### EXERCISE TASK
Can you copy out every line from the first one through the line containing "Point: [238, 660, 260, 674]", both ends included, character for character?

### RECORDS SUPPLIED

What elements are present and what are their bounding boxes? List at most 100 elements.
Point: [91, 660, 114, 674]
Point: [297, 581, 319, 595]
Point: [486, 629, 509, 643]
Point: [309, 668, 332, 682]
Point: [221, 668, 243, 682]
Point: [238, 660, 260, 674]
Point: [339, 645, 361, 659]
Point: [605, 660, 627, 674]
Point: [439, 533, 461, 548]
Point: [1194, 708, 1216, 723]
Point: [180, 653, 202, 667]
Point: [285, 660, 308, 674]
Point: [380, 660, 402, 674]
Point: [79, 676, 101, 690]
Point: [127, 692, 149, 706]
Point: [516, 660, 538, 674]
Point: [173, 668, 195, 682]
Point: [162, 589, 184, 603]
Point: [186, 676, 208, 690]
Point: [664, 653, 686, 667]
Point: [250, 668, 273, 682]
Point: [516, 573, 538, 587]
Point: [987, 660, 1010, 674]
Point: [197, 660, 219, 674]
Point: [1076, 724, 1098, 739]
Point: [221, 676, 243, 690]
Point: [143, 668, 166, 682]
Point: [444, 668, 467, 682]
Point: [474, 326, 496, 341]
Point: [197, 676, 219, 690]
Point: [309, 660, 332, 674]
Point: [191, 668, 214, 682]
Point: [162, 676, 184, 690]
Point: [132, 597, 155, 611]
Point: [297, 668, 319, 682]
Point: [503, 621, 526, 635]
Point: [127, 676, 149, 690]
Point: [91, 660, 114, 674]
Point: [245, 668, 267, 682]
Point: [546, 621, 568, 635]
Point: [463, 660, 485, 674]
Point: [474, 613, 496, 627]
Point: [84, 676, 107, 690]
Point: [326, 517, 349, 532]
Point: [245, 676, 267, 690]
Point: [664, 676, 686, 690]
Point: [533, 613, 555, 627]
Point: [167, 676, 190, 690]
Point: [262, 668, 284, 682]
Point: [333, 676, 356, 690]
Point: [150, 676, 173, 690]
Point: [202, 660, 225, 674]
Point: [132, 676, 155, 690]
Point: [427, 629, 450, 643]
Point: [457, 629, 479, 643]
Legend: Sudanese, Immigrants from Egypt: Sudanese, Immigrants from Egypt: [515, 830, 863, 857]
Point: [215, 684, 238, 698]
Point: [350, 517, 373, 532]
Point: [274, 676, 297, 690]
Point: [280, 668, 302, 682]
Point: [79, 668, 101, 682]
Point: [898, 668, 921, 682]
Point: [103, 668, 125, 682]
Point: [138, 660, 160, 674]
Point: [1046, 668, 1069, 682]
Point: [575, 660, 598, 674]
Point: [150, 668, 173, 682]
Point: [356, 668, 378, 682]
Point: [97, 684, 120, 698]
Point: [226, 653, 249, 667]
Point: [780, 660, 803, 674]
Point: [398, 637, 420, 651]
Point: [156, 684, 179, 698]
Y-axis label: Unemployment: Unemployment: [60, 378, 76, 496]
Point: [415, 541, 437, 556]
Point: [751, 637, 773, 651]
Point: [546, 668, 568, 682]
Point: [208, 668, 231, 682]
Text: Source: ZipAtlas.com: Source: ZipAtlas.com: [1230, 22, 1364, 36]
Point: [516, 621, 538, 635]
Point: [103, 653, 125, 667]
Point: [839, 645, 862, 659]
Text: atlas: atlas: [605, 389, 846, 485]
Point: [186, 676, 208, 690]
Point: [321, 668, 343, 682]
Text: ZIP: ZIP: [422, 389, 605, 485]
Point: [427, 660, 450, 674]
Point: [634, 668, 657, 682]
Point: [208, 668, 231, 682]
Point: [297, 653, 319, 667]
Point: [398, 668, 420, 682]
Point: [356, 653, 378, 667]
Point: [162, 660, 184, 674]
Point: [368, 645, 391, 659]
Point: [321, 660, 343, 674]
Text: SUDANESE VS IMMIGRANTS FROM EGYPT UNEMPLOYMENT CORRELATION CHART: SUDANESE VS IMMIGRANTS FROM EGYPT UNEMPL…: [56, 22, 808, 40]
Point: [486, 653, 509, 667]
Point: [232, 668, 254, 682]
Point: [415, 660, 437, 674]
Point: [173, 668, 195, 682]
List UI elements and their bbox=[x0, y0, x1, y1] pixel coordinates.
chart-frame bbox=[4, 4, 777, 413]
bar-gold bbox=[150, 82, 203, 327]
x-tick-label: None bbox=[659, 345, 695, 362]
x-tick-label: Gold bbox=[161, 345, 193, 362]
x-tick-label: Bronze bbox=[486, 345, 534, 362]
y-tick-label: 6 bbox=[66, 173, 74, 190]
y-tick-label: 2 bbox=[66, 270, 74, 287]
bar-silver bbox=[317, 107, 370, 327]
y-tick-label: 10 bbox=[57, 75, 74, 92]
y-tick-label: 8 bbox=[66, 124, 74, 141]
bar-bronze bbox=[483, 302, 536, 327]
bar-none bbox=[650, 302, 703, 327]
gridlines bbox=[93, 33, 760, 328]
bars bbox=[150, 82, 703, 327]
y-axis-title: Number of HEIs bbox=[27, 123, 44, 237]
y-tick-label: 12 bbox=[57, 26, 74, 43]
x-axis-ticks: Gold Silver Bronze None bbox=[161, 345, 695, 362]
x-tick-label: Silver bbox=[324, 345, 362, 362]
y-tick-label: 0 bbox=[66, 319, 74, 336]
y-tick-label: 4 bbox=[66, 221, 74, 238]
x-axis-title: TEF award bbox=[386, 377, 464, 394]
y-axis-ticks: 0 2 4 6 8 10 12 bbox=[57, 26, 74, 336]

### THE REPLY
What elements are present and what are their bounding boxes? List at most 100 elements.
Point: [91, 660, 114, 674]
Point: [297, 581, 319, 595]
Point: [486, 629, 509, 643]
Point: [309, 668, 332, 682]
Point: [221, 668, 243, 682]
Point: [238, 660, 260, 674]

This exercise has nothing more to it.